• Goal of the exercise:
Identify the lines that contain the string "Signal" and copy all of them.

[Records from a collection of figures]

-=-=-=-=-

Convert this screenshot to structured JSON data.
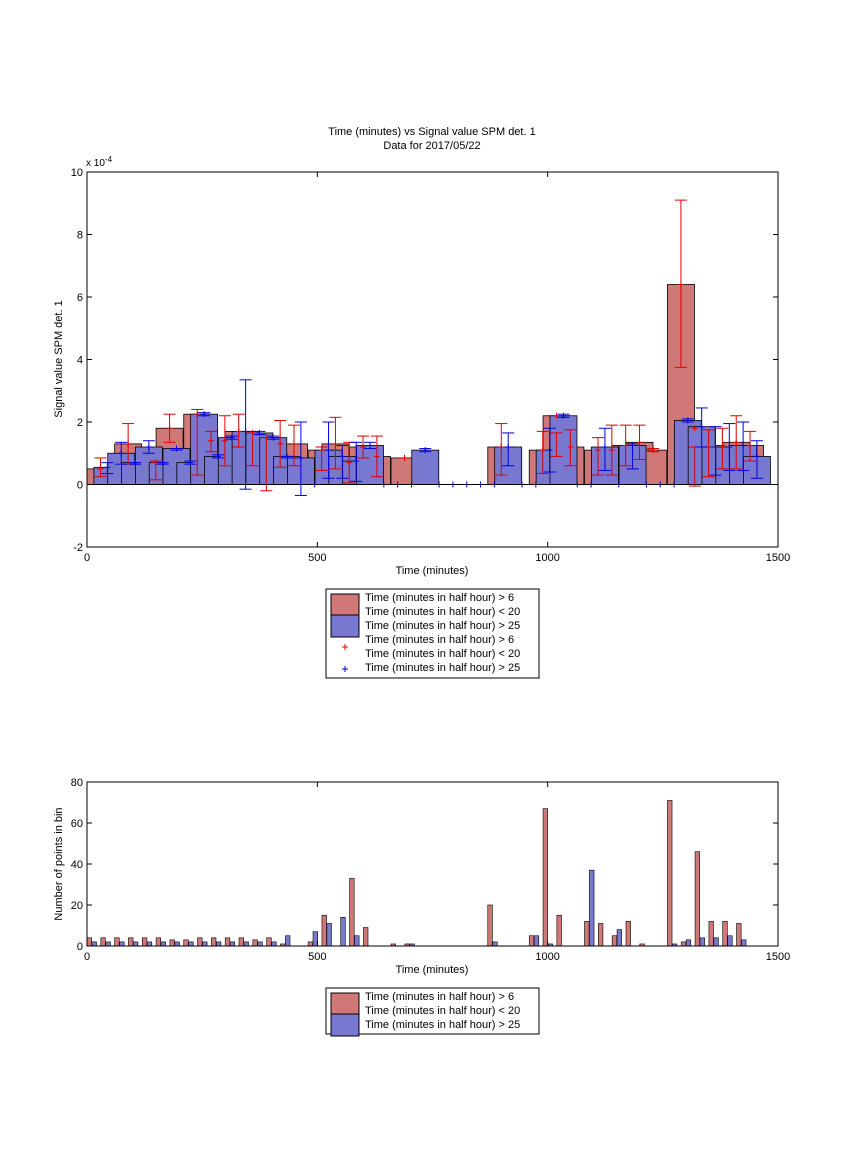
{
  "chart_data": [
    {
      "type": "bar",
      "title": "Time (minutes) vs Signal value SPM det. 1",
      "subtitle": "Data for 2017/05/22",
      "xlabel": "Time (minutes)",
      "ylabel": "Signal value SPM det. 1",
      "xlim": [
        0,
        1500
      ],
      "ylim": [
        -2,
        10
      ],
      "y_exponent_label": "x 10",
      "y_exponent_power": "-4",
      "xticks": [
        "0",
        "500",
        "1000",
        "1500"
      ],
      "yticks": [
        "-2",
        "0",
        "2",
        "4",
        "6",
        "8",
        "10"
      ],
      "grid": false,
      "legend_position": "below",
      "series": [
        {
          "name": "Time (minutes in half hour) > 6\nTime (minutes in half hour) < 20",
          "color": "#d07878",
          "points": [
            [
              0,
              0.5,
              0.25,
              0.85
            ],
            [
              60,
              1.3,
              0.65,
              1.95
            ],
            [
              120,
              0.7,
              0.15,
              0.75
            ],
            [
              150,
              1.8,
              1.35,
              2.25
            ],
            [
              210,
              2.25,
              0.3,
              2.4
            ],
            [
              240,
              1.4,
              1.05,
              1.7
            ],
            [
              270,
              1.4,
              0.6,
              2.2
            ],
            [
              300,
              1.7,
              1.2,
              2.25
            ],
            [
              330,
              1.65,
              0.6,
              1.65
            ],
            [
              360,
              1.5,
              -0.2,
              1.5
            ],
            [
              390,
              1.3,
              0.55,
              2.05
            ],
            [
              420,
              1.3,
              0.6,
              1.9
            ],
            [
              480,
              1.1,
              0.45,
              1.2
            ],
            [
              510,
              1.3,
              0.5,
              2.15
            ],
            [
              540,
              0.7,
              0.05,
              1.35
            ],
            [
              570,
              1.2,
              0.85,
              1.55
            ],
            [
              600,
              0.9,
              0.25,
              1.55
            ],
            [
              660,
              0.85,
              0.85,
              0.85
            ],
            [
              870,
              1.2,
              0.3,
              1.95
            ],
            [
              960,
              1.1,
              0.35,
              1.7
            ],
            [
              990,
              2.2,
              0.9,
              1.65
            ],
            [
              1020,
              1.2,
              0.6,
              1.75
            ],
            [
              1080,
              1.1,
              0.3,
              1.5
            ],
            [
              1110,
              1.1,
              0.3,
              1.9
            ],
            [
              1140,
              1.25,
              0.6,
              1.9
            ],
            [
              1170,
              1.35,
              0.8,
              1.9
            ],
            [
              1200,
              1.1,
              1.05,
              1.15
            ],
            [
              1260,
              6.4,
              3.75,
              9.1
            ],
            [
              1290,
              1.8,
              -0.05,
              1.2
            ],
            [
              1320,
              1.2,
              0.25,
              1.75
            ],
            [
              1350,
              1.25,
              0.5,
              1.8
            ],
            [
              1380,
              1.35,
              0.5,
              2.2
            ],
            [
              1410,
              1.25,
              0.75,
              1.7
            ]
          ]
        },
        {
          "name": "Time (minutes in half hour) > 25",
          "color": "#7878d0",
          "points": [
            [
              15,
              0.55,
              0.35,
              0.7
            ],
            [
              45,
              1.0,
              0.65,
              1.35
            ],
            [
              75,
              0.7,
              0.65,
              0.7
            ],
            [
              105,
              1.2,
              1.0,
              1.4
            ],
            [
              135,
              0.7,
              0.65,
              0.7
            ],
            [
              165,
              1.15,
              1.1,
              1.15
            ],
            [
              195,
              0.7,
              0.65,
              0.75
            ],
            [
              225,
              2.25,
              2.2,
              2.3
            ],
            [
              255,
              0.9,
              0.85,
              0.95
            ],
            [
              285,
              1.5,
              1.45,
              1.55
            ],
            [
              315,
              1.7,
              -0.15,
              3.35
            ],
            [
              345,
              1.65,
              1.6,
              1.7
            ],
            [
              375,
              1.5,
              1.45,
              1.55
            ],
            [
              405,
              0.9,
              0.85,
              0.9
            ],
            [
              435,
              0.85,
              -0.35,
              2.0
            ],
            [
              465,
              0.0,
              0.0,
              0.0
            ],
            [
              495,
              1.1,
              0.2,
              2.0
            ],
            [
              525,
              0.9,
              0.2,
              1.25
            ],
            [
              555,
              0.75,
              0.1,
              1.35
            ],
            [
              585,
              1.25,
              1.15,
              1.35
            ],
            [
              615,
              0.0,
              0.0,
              0.0
            ],
            [
              645,
              0.0,
              0.0,
              0.0
            ],
            [
              675,
              0.0,
              0.0,
              0.0
            ],
            [
              705,
              1.1,
              1.05,
              1.15
            ],
            [
              735,
              0.0,
              0.0,
              0.0
            ],
            [
              765,
              0.0,
              0.0,
              0.0
            ],
            [
              795,
              0.0,
              0.0,
              0.0
            ],
            [
              825,
              0.0,
              0.0,
              0.0
            ],
            [
              855,
              0.0,
              0.0,
              0.0
            ],
            [
              885,
              1.2,
              0.6,
              1.65
            ],
            [
              915,
              0.0,
              0.0,
              0.0
            ],
            [
              945,
              0.0,
              0.0,
              0.0
            ],
            [
              975,
              1.1,
              0.4,
              1.8
            ],
            [
              1005,
              2.2,
              2.15,
              2.25
            ],
            [
              1035,
              0.0,
              0.0,
              0.0
            ],
            [
              1065,
              0.0,
              0.0,
              0.0
            ],
            [
              1095,
              1.2,
              0.45,
              1.8
            ],
            [
              1125,
              0.0,
              0.0,
              0.0
            ],
            [
              1155,
              1.25,
              0.5,
              1.3
            ],
            [
              1185,
              0.0,
              0.0,
              0.0
            ],
            [
              1215,
              0.0,
              0.0,
              0.0
            ],
            [
              1245,
              0.0,
              0.0,
              0.0
            ],
            [
              1275,
              2.05,
              2.0,
              2.1
            ],
            [
              1305,
              1.85,
              1.2,
              2.45
            ],
            [
              1335,
              1.2,
              0.3,
              1.85
            ],
            [
              1365,
              1.2,
              0.45,
              1.95
            ],
            [
              1395,
              1.25,
              0.45,
              2.0
            ],
            [
              1425,
              0.9,
              0.2,
              1.4
            ]
          ]
        }
      ],
      "legend_entries": [
        "Time (minutes in half hour) > 6",
        "Time (minutes in half hour) < 20",
        "Time (minutes in half hour) > 25",
        "Time (minutes in half hour) > 6",
        "Time (minutes in half hour) < 20",
        "Time (minutes in half hour) > 25"
      ]
    },
    {
      "type": "bar",
      "title": "",
      "xlabel": "Time (minutes)",
      "ylabel": "Number of points in bin",
      "xlim": [
        0,
        1500
      ],
      "ylim": [
        0,
        80
      ],
      "xticks": [
        "0",
        "500",
        "1000",
        "1500"
      ],
      "yticks": [
        "0",
        "20",
        "40",
        "60",
        "80"
      ],
      "grid": false,
      "legend_position": "below",
      "series": [
        {
          "name": "Time (minutes in half hour) > 6\nTime (minutes in half hour) < 20",
          "color": "#d07878",
          "points": [
            [
              0,
              4
            ],
            [
              30,
              4
            ],
            [
              60,
              4
            ],
            [
              90,
              4
            ],
            [
              120,
              4
            ],
            [
              150,
              4
            ],
            [
              180,
              3
            ],
            [
              210,
              3
            ],
            [
              240,
              4
            ],
            [
              270,
              4
            ],
            [
              300,
              4
            ],
            [
              330,
              4
            ],
            [
              360,
              3
            ],
            [
              390,
              4
            ],
            [
              420,
              1
            ],
            [
              480,
              2
            ],
            [
              510,
              15
            ],
            [
              540,
              0
            ],
            [
              570,
              33
            ],
            [
              600,
              9
            ],
            [
              660,
              1
            ],
            [
              690,
              1
            ],
            [
              870,
              20
            ],
            [
              960,
              5
            ],
            [
              990,
              67
            ],
            [
              1020,
              15
            ],
            [
              1080,
              12
            ],
            [
              1110,
              11
            ],
            [
              1140,
              5
            ],
            [
              1170,
              12
            ],
            [
              1200,
              1
            ],
            [
              1260,
              71
            ],
            [
              1290,
              2
            ],
            [
              1320,
              46
            ],
            [
              1350,
              12
            ],
            [
              1380,
              12
            ],
            [
              1410,
              11
            ]
          ]
        },
        {
          "name": "Time (minutes in half hour) > 25",
          "color": "#7878d0",
          "points": [
            [
              15,
              2
            ],
            [
              45,
              2
            ],
            [
              75,
              2
            ],
            [
              105,
              2
            ],
            [
              135,
              2
            ],
            [
              165,
              2
            ],
            [
              195,
              2
            ],
            [
              225,
              2
            ],
            [
              255,
              2
            ],
            [
              285,
              2
            ],
            [
              315,
              2
            ],
            [
              345,
              2
            ],
            [
              375,
              2
            ],
            [
              405,
              2
            ],
            [
              435,
              5
            ],
            [
              495,
              7
            ],
            [
              525,
              11
            ],
            [
              555,
              14
            ],
            [
              585,
              5
            ],
            [
              705,
              1
            ],
            [
              885,
              2
            ],
            [
              975,
              5
            ],
            [
              1005,
              1
            ],
            [
              1095,
              37
            ],
            [
              1155,
              8
            ],
            [
              1275,
              1
            ],
            [
              1305,
              3
            ],
            [
              1335,
              4
            ],
            [
              1365,
              4
            ],
            [
              1395,
              5
            ],
            [
              1425,
              3
            ]
          ]
        }
      ],
      "legend_entries": [
        "Time (minutes in half hour) > 6",
        "Time (minutes in half hour) < 20",
        "Time (minutes in half hour) > 25"
      ]
    }
  ]
}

-=-=-=-=-

• Answer below:
      "title": "Time (minutes) vs Signal value SPM det. 1",
      "ylabel": "Signal value SPM det. 1",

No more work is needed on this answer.